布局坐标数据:
○ ○ ○ ○

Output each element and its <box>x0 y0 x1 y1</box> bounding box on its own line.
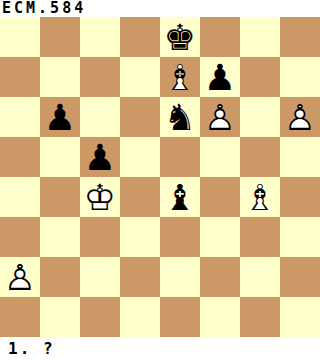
square-c2[interactable] <box>80 257 120 297</box>
square-f2[interactable] <box>200 257 240 297</box>
chess-board: ♚♝♗♟♟♞♟♙♟♙♟♚♔♝♝♗♟♙ <box>0 17 320 337</box>
piece-wP: ♙ <box>0 257 40 297</box>
square-c4[interactable]: ♚♔ <box>80 177 120 217</box>
piece-bK: ♚ <box>160 17 200 57</box>
piece-wB: ♗ <box>240 177 280 217</box>
square-f3[interactable] <box>200 217 240 257</box>
square-e1[interactable] <box>160 297 200 337</box>
square-h5[interactable] <box>280 137 320 177</box>
square-a5[interactable] <box>0 137 40 177</box>
piece-wK: ♔ <box>80 177 120 217</box>
square-d3[interactable] <box>120 217 160 257</box>
piece-wK-fill: ♚ <box>80 177 120 217</box>
piece-bN: ♞ <box>160 97 200 137</box>
square-d2[interactable] <box>120 257 160 297</box>
square-a2[interactable]: ♟♙ <box>0 257 40 297</box>
piece-wP: ♙ <box>280 97 320 137</box>
square-a4[interactable] <box>0 177 40 217</box>
piece-bP: ♟ <box>80 137 120 177</box>
square-e4[interactable]: ♝ <box>160 177 200 217</box>
square-f1[interactable] <box>200 297 240 337</box>
square-c5[interactable]: ♟ <box>80 137 120 177</box>
puzzle-id: ECM.584 <box>0 0 320 17</box>
piece-wP-fill: ♟ <box>0 257 40 297</box>
square-d5[interactable] <box>120 137 160 177</box>
square-a7[interactable] <box>0 57 40 97</box>
square-h6[interactable]: ♟♙ <box>280 97 320 137</box>
piece-wP-fill: ♟ <box>200 97 240 137</box>
square-e2[interactable] <box>160 257 200 297</box>
piece-wP: ♙ <box>200 97 240 137</box>
square-d7[interactable] <box>120 57 160 97</box>
square-e7[interactable]: ♝♗ <box>160 57 200 97</box>
square-g2[interactable] <box>240 257 280 297</box>
square-b4[interactable] <box>40 177 80 217</box>
square-g5[interactable] <box>240 137 280 177</box>
square-h2[interactable] <box>280 257 320 297</box>
move-prompt: 1. ? <box>0 337 320 360</box>
square-c8[interactable] <box>80 17 120 57</box>
square-d1[interactable] <box>120 297 160 337</box>
square-a6[interactable] <box>0 97 40 137</box>
square-h7[interactable] <box>280 57 320 97</box>
square-f4[interactable] <box>200 177 240 217</box>
square-b3[interactable] <box>40 217 80 257</box>
square-g1[interactable] <box>240 297 280 337</box>
square-c3[interactable] <box>80 217 120 257</box>
square-g3[interactable] <box>240 217 280 257</box>
square-d4[interactable] <box>120 177 160 217</box>
piece-wB: ♗ <box>160 57 200 97</box>
square-g4[interactable]: ♝♗ <box>240 177 280 217</box>
square-b5[interactable] <box>40 137 80 177</box>
square-h4[interactable] <box>280 177 320 217</box>
square-b7[interactable] <box>40 57 80 97</box>
square-c6[interactable] <box>80 97 120 137</box>
square-f7[interactable]: ♟ <box>200 57 240 97</box>
square-c1[interactable] <box>80 297 120 337</box>
square-f8[interactable] <box>200 17 240 57</box>
square-a8[interactable] <box>0 17 40 57</box>
piece-wB-fill: ♝ <box>160 57 200 97</box>
square-b1[interactable] <box>40 297 80 337</box>
square-h1[interactable] <box>280 297 320 337</box>
square-g8[interactable] <box>240 17 280 57</box>
square-a1[interactable] <box>0 297 40 337</box>
square-e3[interactable] <box>160 217 200 257</box>
piece-wB-fill: ♝ <box>240 177 280 217</box>
square-e8[interactable]: ♚ <box>160 17 200 57</box>
square-g7[interactable] <box>240 57 280 97</box>
square-h3[interactable] <box>280 217 320 257</box>
square-h8[interactable] <box>280 17 320 57</box>
square-d6[interactable] <box>120 97 160 137</box>
square-a3[interactable] <box>0 217 40 257</box>
square-e5[interactable] <box>160 137 200 177</box>
piece-bB: ♝ <box>160 177 200 217</box>
square-g6[interactable] <box>240 97 280 137</box>
piece-bP: ♟ <box>200 57 240 97</box>
square-f6[interactable]: ♟♙ <box>200 97 240 137</box>
square-b8[interactable] <box>40 17 80 57</box>
square-c7[interactable] <box>80 57 120 97</box>
piece-bP: ♟ <box>40 97 80 137</box>
square-d8[interactable] <box>120 17 160 57</box>
square-b2[interactable] <box>40 257 80 297</box>
square-f5[interactable] <box>200 137 240 177</box>
square-e6[interactable]: ♞ <box>160 97 200 137</box>
piece-wP-fill: ♟ <box>280 97 320 137</box>
square-b6[interactable]: ♟ <box>40 97 80 137</box>
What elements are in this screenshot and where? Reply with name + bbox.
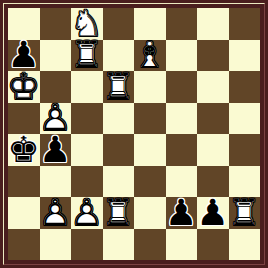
white-rook-glyph-fill: ♜: [228, 195, 260, 231]
white-pawn-piece[interactable]: ♟♙: [40, 103, 72, 135]
square-g6[interactable]: [197, 71, 229, 103]
board-frame: ♞♘♟♜♖♝♗♚♔♜♖♟♙♚♟♟♙♟♙♜♖♟♟♜♖: [0, 0, 268, 268]
square-f4[interactable]: [166, 134, 198, 166]
white-king-glyph-outline: ♔: [8, 69, 40, 105]
white-pawn-glyph-fill: ♟: [39, 100, 71, 136]
white-rook-glyph-fill: ♜: [71, 37, 103, 73]
square-d2[interactable]: ♜♖: [103, 197, 135, 229]
square-h3[interactable]: [229, 166, 261, 198]
square-e6[interactable]: [134, 71, 166, 103]
white-rook-glyph-outline: ♖: [71, 37, 103, 73]
white-bishop-piece[interactable]: ♝♗: [134, 40, 166, 72]
square-a5[interactable]: [8, 103, 40, 135]
black-king-piece[interactable]: ♚: [8, 134, 40, 166]
white-pawn-piece[interactable]: ♟♙: [71, 197, 103, 229]
square-c4[interactable]: [71, 134, 103, 166]
square-c5[interactable]: [71, 103, 103, 135]
square-a8[interactable]: [8, 8, 40, 40]
white-knight-glyph-fill: ♞: [71, 6, 103, 42]
square-g4[interactable]: [197, 134, 229, 166]
square-a7[interactable]: ♟: [8, 40, 40, 72]
square-c1[interactable]: [71, 229, 103, 261]
white-rook-piece[interactable]: ♜♖: [229, 197, 261, 229]
white-bishop-glyph-outline: ♗: [134, 37, 166, 73]
white-pawn-glyph-outline: ♙: [39, 195, 71, 231]
square-h8[interactable]: [229, 8, 261, 40]
square-c7[interactable]: ♜♖: [71, 40, 103, 72]
square-d3[interactable]: [103, 166, 135, 198]
square-f7[interactable]: [166, 40, 198, 72]
square-e8[interactable]: [134, 8, 166, 40]
board-frame-inner: ♞♘♟♜♖♝♗♚♔♜♖♟♙♚♟♟♙♟♙♜♖♟♟♜♖: [3, 3, 265, 265]
white-pawn-piece[interactable]: ♟♙: [40, 197, 72, 229]
square-f8[interactable]: [166, 8, 198, 40]
white-bishop-glyph-fill: ♝: [134, 37, 166, 73]
square-d7[interactable]: [103, 40, 135, 72]
square-e2[interactable]: [134, 197, 166, 229]
square-b4[interactable]: ♟: [40, 134, 72, 166]
square-f1[interactable]: [166, 229, 198, 261]
square-h7[interactable]: [229, 40, 261, 72]
square-b6[interactable]: [40, 71, 72, 103]
black-pawn-piece[interactable]: ♟: [8, 40, 40, 72]
black-pawn-piece[interactable]: ♟: [40, 134, 72, 166]
white-king-piece[interactable]: ♚♔: [8, 71, 40, 103]
white-pawn-glyph-outline: ♙: [39, 100, 71, 136]
square-f3[interactable]: [166, 166, 198, 198]
square-h5[interactable]: [229, 103, 261, 135]
square-h6[interactable]: [229, 71, 261, 103]
square-b3[interactable]: [40, 166, 72, 198]
square-h2[interactable]: ♜♖: [229, 197, 261, 229]
white-rook-glyph-fill: ♜: [102, 69, 134, 105]
square-b2[interactable]: ♟♙: [40, 197, 72, 229]
square-g7[interactable]: [197, 40, 229, 72]
white-rook-glyph-outline: ♖: [102, 69, 134, 105]
square-e7[interactable]: ♝♗: [134, 40, 166, 72]
square-c3[interactable]: [71, 166, 103, 198]
square-c8[interactable]: ♞♘: [71, 8, 103, 40]
square-g3[interactable]: [197, 166, 229, 198]
square-c2[interactable]: ♟♙: [71, 197, 103, 229]
square-g5[interactable]: [197, 103, 229, 135]
white-rook-glyph-outline: ♖: [102, 195, 134, 231]
square-f2[interactable]: ♟: [166, 197, 198, 229]
black-pawn-piece[interactable]: ♟: [166, 197, 198, 229]
square-a6[interactable]: ♚♔: [8, 71, 40, 103]
square-b7[interactable]: [40, 40, 72, 72]
square-f6[interactable]: [166, 71, 198, 103]
black-pawn-glyph: ♟: [8, 37, 40, 73]
chess-board: ♞♘♟♜♖♝♗♚♔♜♖♟♙♚♟♟♙♟♙♜♖♟♟♜♖: [8, 8, 260, 260]
black-pawn-glyph: ♟: [197, 195, 229, 231]
white-rook-piece[interactable]: ♜♖: [71, 40, 103, 72]
square-a2[interactable]: [8, 197, 40, 229]
white-rook-piece[interactable]: ♜♖: [103, 71, 135, 103]
white-rook-glyph-outline: ♖: [228, 195, 260, 231]
white-pawn-glyph-outline: ♙: [71, 195, 103, 231]
square-d6[interactable]: ♜♖: [103, 71, 135, 103]
square-f5[interactable]: [166, 103, 198, 135]
square-b5[interactable]: ♟♙: [40, 103, 72, 135]
black-pawn-glyph: ♟: [39, 132, 71, 168]
white-pawn-glyph-fill: ♟: [71, 195, 103, 231]
square-e1[interactable]: [134, 229, 166, 261]
square-d1[interactable]: [103, 229, 135, 261]
square-e5[interactable]: [134, 103, 166, 135]
square-d8[interactable]: [103, 8, 135, 40]
white-knight-piece[interactable]: ♞♘: [71, 8, 103, 40]
white-rook-glyph-fill: ♜: [102, 195, 134, 231]
square-g1[interactable]: [197, 229, 229, 261]
square-a3[interactable]: [8, 166, 40, 198]
square-a1[interactable]: [8, 229, 40, 261]
square-d5[interactable]: [103, 103, 135, 135]
square-a4[interactable]: ♚: [8, 134, 40, 166]
white-knight-glyph-outline: ♘: [71, 6, 103, 42]
square-h4[interactable]: [229, 134, 261, 166]
square-b8[interactable]: [40, 8, 72, 40]
square-e3[interactable]: [134, 166, 166, 198]
black-pawn-piece[interactable]: ♟: [197, 197, 229, 229]
square-h1[interactable]: [229, 229, 261, 261]
square-d4[interactable]: [103, 134, 135, 166]
square-g8[interactable]: [197, 8, 229, 40]
black-pawn-glyph: ♟: [165, 195, 197, 231]
white-pawn-glyph-fill: ♟: [39, 195, 71, 231]
black-king-glyph: ♚: [8, 132, 40, 168]
white-rook-piece[interactable]: ♜♖: [103, 197, 135, 229]
square-g2[interactable]: ♟: [197, 197, 229, 229]
square-e4[interactable]: [134, 134, 166, 166]
square-c6[interactable]: [71, 71, 103, 103]
square-b1[interactable]: [40, 229, 72, 261]
white-king-glyph-fill: ♚: [8, 69, 40, 105]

○ ○ ○ ○

你的目标 = 请把从含有“square-c2[interactable] <box>80 257”的那一行到含有“piece-wB: ♗ <box>240 177 280 217</box>”的那一行之间的各行（首尾两行都算在内）以 JSON 字符串列表的形式给出，每行对应一个字符串，空行略去。

本题答案 =
[
  "square-c2[interactable] <box>80 257 120 297</box>",
  "square-f2[interactable] <box>200 257 240 297</box>",
  "chess-board: ♚♝♗♟♟♞♟♙♟♙♟♚♔♝♝♗♟♙ <box>0 17 320 337</box>",
  "piece-wP: ♙ <box>0 257 40 297</box>",
  "square-c4[interactable]: ♚♔ <box>80 177 120 217</box>",
  "piece-bK: ♚ <box>160 17 200 57</box>",
  "piece-wB: ♗ <box>240 177 280 217</box>"
]